[Records contained in a dataset]
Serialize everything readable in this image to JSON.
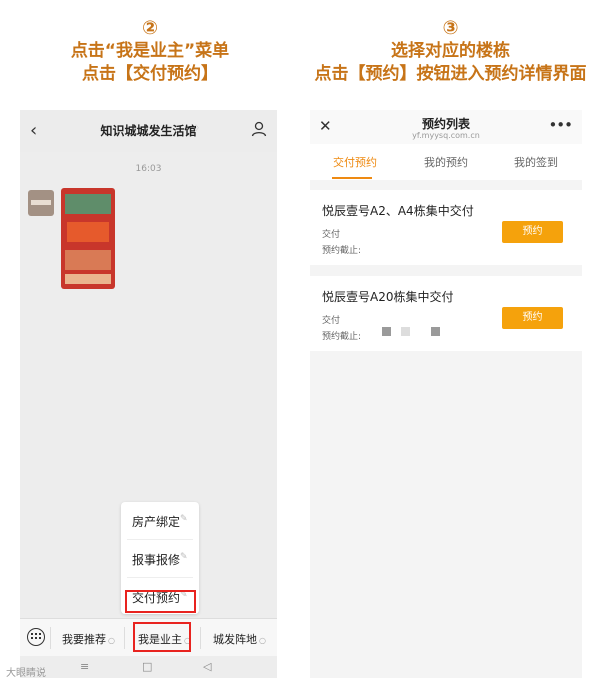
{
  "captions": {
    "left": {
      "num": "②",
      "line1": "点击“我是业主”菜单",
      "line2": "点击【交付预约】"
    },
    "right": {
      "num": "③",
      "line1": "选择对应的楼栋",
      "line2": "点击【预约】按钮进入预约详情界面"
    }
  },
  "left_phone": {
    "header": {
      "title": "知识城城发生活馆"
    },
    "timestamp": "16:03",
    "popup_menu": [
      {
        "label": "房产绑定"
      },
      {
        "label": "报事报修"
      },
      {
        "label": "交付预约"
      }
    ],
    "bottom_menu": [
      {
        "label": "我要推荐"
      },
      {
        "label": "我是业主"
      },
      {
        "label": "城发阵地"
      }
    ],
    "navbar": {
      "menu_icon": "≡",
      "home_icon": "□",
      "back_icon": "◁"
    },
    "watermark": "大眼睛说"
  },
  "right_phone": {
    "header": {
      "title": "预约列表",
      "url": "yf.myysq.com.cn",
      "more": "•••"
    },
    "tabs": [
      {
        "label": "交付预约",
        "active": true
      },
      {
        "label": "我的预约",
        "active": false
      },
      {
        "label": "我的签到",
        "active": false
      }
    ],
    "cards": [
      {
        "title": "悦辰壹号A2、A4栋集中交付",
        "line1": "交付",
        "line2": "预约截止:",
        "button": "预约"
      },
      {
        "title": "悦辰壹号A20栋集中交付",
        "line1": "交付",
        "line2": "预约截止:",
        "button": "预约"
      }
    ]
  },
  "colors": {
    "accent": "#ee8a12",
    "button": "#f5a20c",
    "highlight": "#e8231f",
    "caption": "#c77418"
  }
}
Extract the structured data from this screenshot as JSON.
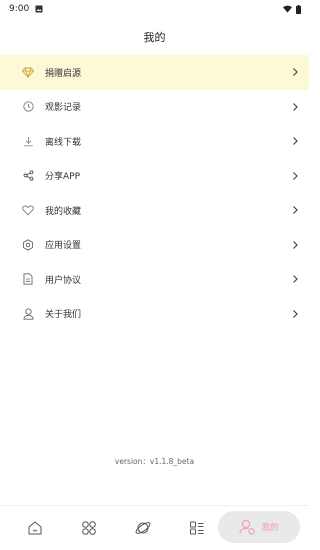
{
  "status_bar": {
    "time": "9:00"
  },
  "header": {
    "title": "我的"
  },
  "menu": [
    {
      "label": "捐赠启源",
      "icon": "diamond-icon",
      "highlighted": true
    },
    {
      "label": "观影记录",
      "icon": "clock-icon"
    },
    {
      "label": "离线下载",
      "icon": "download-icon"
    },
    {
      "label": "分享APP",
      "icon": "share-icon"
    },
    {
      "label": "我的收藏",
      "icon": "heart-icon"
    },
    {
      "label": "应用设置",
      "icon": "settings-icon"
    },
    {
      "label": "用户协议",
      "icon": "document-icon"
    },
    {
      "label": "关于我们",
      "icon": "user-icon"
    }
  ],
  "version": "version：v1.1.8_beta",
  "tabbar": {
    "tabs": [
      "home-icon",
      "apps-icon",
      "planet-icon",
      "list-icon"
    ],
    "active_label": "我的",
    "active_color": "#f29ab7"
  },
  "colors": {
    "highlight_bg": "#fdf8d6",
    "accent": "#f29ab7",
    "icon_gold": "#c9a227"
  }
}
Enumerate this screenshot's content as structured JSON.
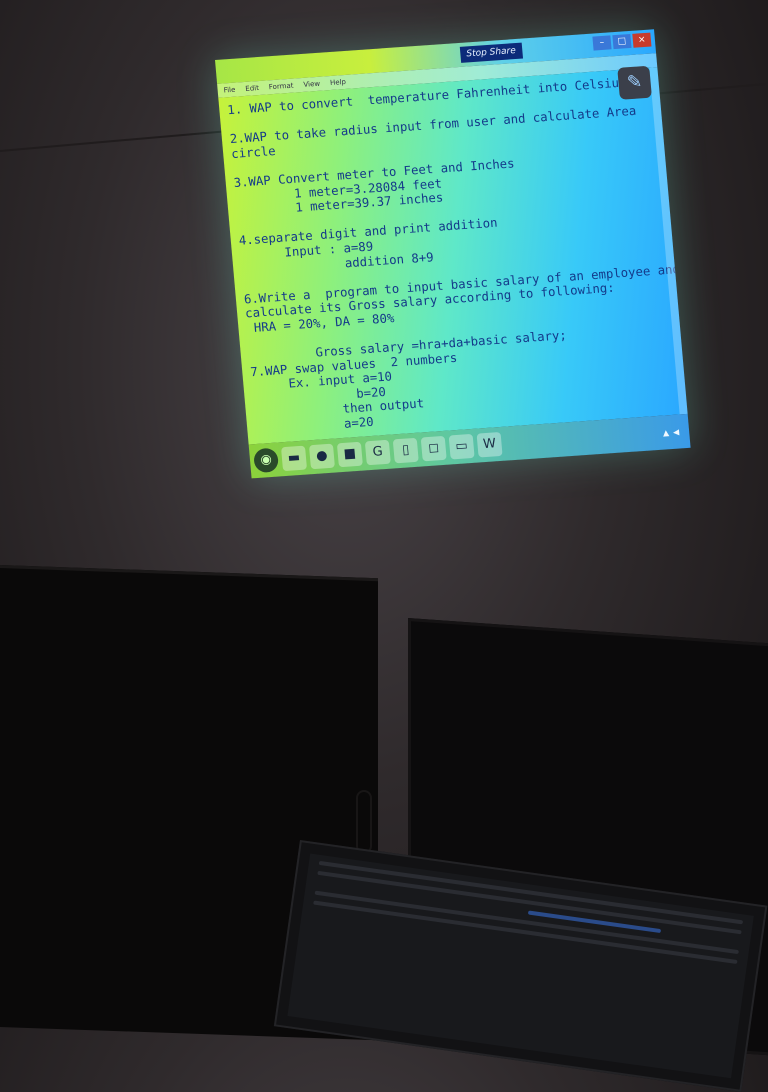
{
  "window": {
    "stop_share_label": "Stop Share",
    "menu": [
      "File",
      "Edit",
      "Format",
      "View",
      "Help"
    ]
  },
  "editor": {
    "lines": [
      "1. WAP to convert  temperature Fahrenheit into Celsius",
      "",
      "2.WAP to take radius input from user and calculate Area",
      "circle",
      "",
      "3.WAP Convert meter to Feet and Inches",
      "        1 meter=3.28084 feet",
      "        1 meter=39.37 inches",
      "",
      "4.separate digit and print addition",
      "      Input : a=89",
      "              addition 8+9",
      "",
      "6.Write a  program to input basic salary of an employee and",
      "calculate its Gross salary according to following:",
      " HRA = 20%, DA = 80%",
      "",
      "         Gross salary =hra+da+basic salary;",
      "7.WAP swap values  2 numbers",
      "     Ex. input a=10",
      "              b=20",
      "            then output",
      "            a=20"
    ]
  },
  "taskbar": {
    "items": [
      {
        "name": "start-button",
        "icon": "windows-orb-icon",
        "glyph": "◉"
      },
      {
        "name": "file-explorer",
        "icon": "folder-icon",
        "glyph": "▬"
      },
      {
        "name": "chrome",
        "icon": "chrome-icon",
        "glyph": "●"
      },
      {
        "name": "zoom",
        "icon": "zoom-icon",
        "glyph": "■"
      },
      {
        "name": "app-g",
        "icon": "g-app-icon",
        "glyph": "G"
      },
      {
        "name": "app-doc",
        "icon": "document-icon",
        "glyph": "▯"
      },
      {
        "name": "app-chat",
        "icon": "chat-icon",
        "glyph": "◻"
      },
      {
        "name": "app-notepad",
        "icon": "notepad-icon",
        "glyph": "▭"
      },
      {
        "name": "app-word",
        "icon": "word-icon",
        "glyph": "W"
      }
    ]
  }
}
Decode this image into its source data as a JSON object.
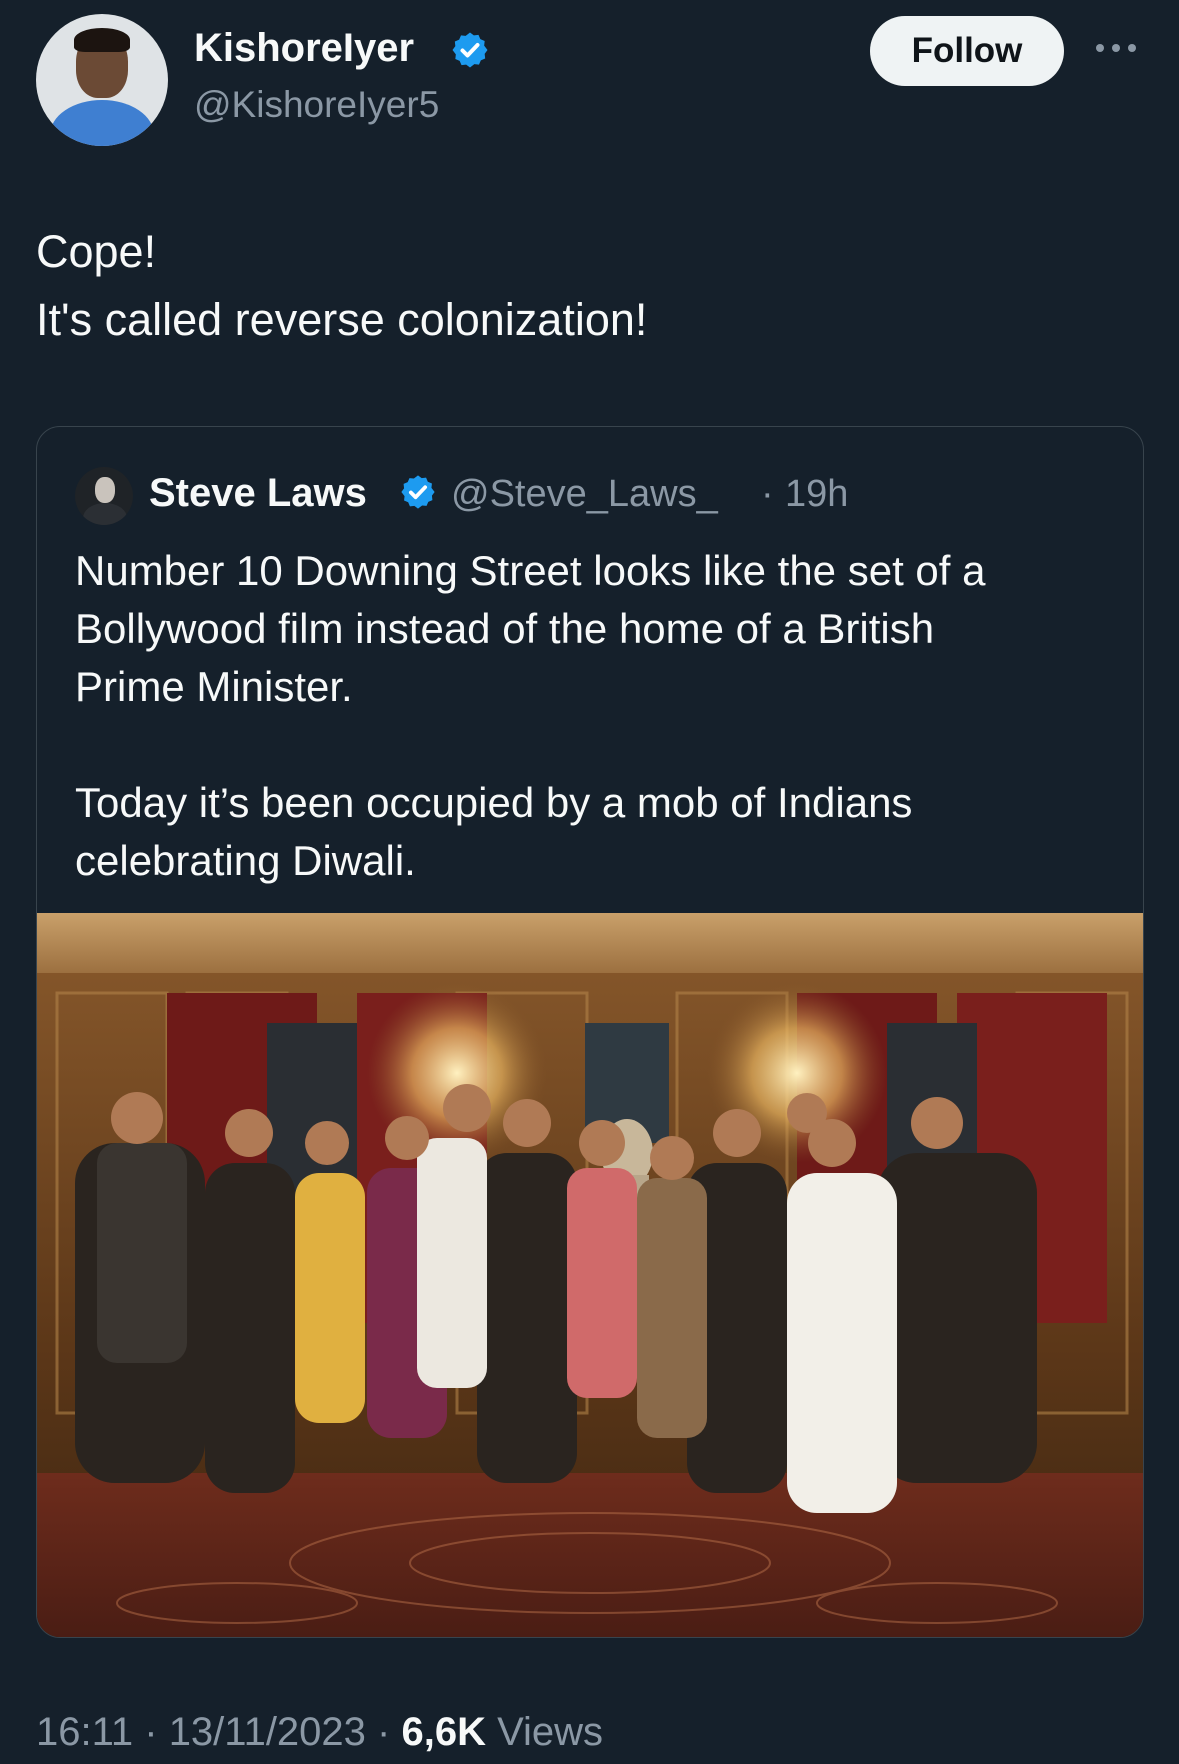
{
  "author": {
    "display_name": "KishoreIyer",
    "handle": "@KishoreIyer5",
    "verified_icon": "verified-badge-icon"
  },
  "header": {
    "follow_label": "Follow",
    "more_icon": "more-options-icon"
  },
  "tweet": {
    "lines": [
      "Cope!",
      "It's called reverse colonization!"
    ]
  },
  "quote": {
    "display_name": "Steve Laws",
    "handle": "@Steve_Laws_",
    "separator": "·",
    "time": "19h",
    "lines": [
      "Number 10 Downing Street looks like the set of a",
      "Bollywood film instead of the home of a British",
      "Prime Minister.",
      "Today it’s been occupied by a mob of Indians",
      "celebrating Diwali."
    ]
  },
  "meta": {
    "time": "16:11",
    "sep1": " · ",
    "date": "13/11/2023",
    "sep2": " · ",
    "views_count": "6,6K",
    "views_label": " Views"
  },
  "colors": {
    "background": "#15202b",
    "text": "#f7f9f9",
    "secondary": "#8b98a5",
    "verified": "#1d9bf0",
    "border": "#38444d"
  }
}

▶ _STATED PROBLEM_
Output the records above exactly; leave out the pictures.

▶ _RESPONSE FOR THIS EXERCISE_
Serialize everything readable in this image to JSON.
{
  "captions": {
    "left": {
      "num": "②",
      "line1": "点击“我是业主”菜单",
      "line2": "点击【交付预约】"
    },
    "right": {
      "num": "③",
      "line1": "选择对应的楼栋",
      "line2": "点击【预约】按钮进入预约详情界面"
    }
  },
  "left_phone": {
    "header": {
      "title": "知识城城发生活馆"
    },
    "timestamp": "16:03",
    "popup_menu": [
      {
        "label": "房产绑定"
      },
      {
        "label": "报事报修"
      },
      {
        "label": "交付预约"
      }
    ],
    "bottom_menu": [
      {
        "label": "我要推荐"
      },
      {
        "label": "我是业主"
      },
      {
        "label": "城发阵地"
      }
    ],
    "navbar": {
      "menu_icon": "≡",
      "home_icon": "□",
      "back_icon": "◁"
    },
    "watermark": "大眼睛说"
  },
  "right_phone": {
    "header": {
      "title": "预约列表",
      "url": "yf.myysq.com.cn",
      "more": "•••"
    },
    "tabs": [
      {
        "label": "交付预约",
        "active": true
      },
      {
        "label": "我的预约",
        "active": false
      },
      {
        "label": "我的签到",
        "active": false
      }
    ],
    "cards": [
      {
        "title": "悦辰壹号A2、A4栋集中交付",
        "line1": "交付",
        "line2": "预约截止:",
        "button": "预约"
      },
      {
        "title": "悦辰壹号A20栋集中交付",
        "line1": "交付",
        "line2": "预约截止:",
        "button": "预约"
      }
    ]
  },
  "colors": {
    "accent": "#ee8a12",
    "button": "#f5a20c",
    "highlight": "#e8231f",
    "caption": "#c77418"
  }
}
Extract the structured data from this screenshot as JSON.
{
  "status_bar": {
    "time": "9:00"
  },
  "header": {
    "title": "我的"
  },
  "menu": [
    {
      "label": "捐赠启源",
      "icon": "diamond-icon",
      "highlighted": true
    },
    {
      "label": "观影记录",
      "icon": "clock-icon"
    },
    {
      "label": "离线下载",
      "icon": "download-icon"
    },
    {
      "label": "分享APP",
      "icon": "share-icon"
    },
    {
      "label": "我的收藏",
      "icon": "heart-icon"
    },
    {
      "label": "应用设置",
      "icon": "settings-icon"
    },
    {
      "label": "用户协议",
      "icon": "document-icon"
    },
    {
      "label": "关于我们",
      "icon": "user-icon"
    }
  ],
  "version": "version：v1.1.8_beta",
  "tabbar": {
    "tabs": [
      "home-icon",
      "apps-icon",
      "planet-icon",
      "list-icon"
    ],
    "active_label": "我的",
    "active_color": "#f29ab7"
  },
  "colors": {
    "highlight_bg": "#fdf8d6",
    "accent": "#f29ab7",
    "icon_gold": "#c9a227"
  }
}
Enumerate this screenshot's content as structured JSON.
{
  "window": {
    "stop_share_label": "Stop Share",
    "menu": [
      "File",
      "Edit",
      "Format",
      "View",
      "Help"
    ]
  },
  "editor": {
    "lines": [
      "1. WAP to convert  temperature Fahrenheit into Celsius",
      "",
      "2.WAP to take radius input from user and calculate Area",
      "circle",
      "",
      "3.WAP Convert meter to Feet and Inches",
      "        1 meter=3.28084 feet",
      "        1 meter=39.37 inches",
      "",
      "4.separate digit and print addition",
      "      Input : a=89",
      "              addition 8+9",
      "",
      "6.Write a  program to input basic salary of an employee and",
      "calculate its Gross salary according to following:",
      " HRA = 20%, DA = 80%",
      "",
      "         Gross salary =hra+da+basic salary;",
      "7.WAP swap values  2 numbers",
      "     Ex. input a=10",
      "              b=20",
      "            then output",
      "            a=20"
    ]
  },
  "taskbar": {
    "items": [
      {
        "name": "start-button",
        "icon": "windows-orb-icon",
        "glyph": "◉"
      },
      {
        "name": "file-explorer",
        "icon": "folder-icon",
        "glyph": "▬"
      },
      {
        "name": "chrome",
        "icon": "chrome-icon",
        "glyph": "●"
      },
      {
        "name": "zoom",
        "icon": "zoom-icon",
        "glyph": "■"
      },
      {
        "name": "app-g",
        "icon": "g-app-icon",
        "glyph": "G"
      },
      {
        "name": "app-doc",
        "icon": "document-icon",
        "glyph": "▯"
      },
      {
        "name": "app-chat",
        "icon": "chat-icon",
        "glyph": "◻"
      },
      {
        "name": "app-notepad",
        "icon": "notepad-icon",
        "glyph": "▭"
      },
      {
        "name": "app-word",
        "icon": "word-icon",
        "glyph": "W"
      }
    ]
  }
}
Decode this image into its source data as a JSON object.
{
  "author": {
    "display_name": "KishoreIyer",
    "handle": "@KishoreIyer5",
    "verified_icon": "verified-badge-icon"
  },
  "header": {
    "follow_label": "Follow",
    "more_icon": "more-options-icon"
  },
  "tweet": {
    "lines": [
      "Cope!",
      "It's called reverse colonization!"
    ]
  },
  "quote": {
    "display_name": "Steve Laws",
    "handle": "@Steve_Laws_",
    "separator": "·",
    "time": "19h",
    "lines": [
      "Number 10 Downing Street looks like the set of a",
      "Bollywood film instead of the home of a British",
      "Prime Minister.",
      "Today it’s been occupied by a mob of Indians",
      "celebrating Diwali."
    ]
  },
  "meta": {
    "time": "16:11",
    "sep1": " · ",
    "date": "13/11/2023",
    "sep2": " · ",
    "views_count": "6,6K",
    "views_label": " Views"
  },
  "colors": {
    "background": "#15202b",
    "text": "#f7f9f9",
    "secondary": "#8b98a5",
    "verified": "#1d9bf0",
    "border": "#38444d"
  }
}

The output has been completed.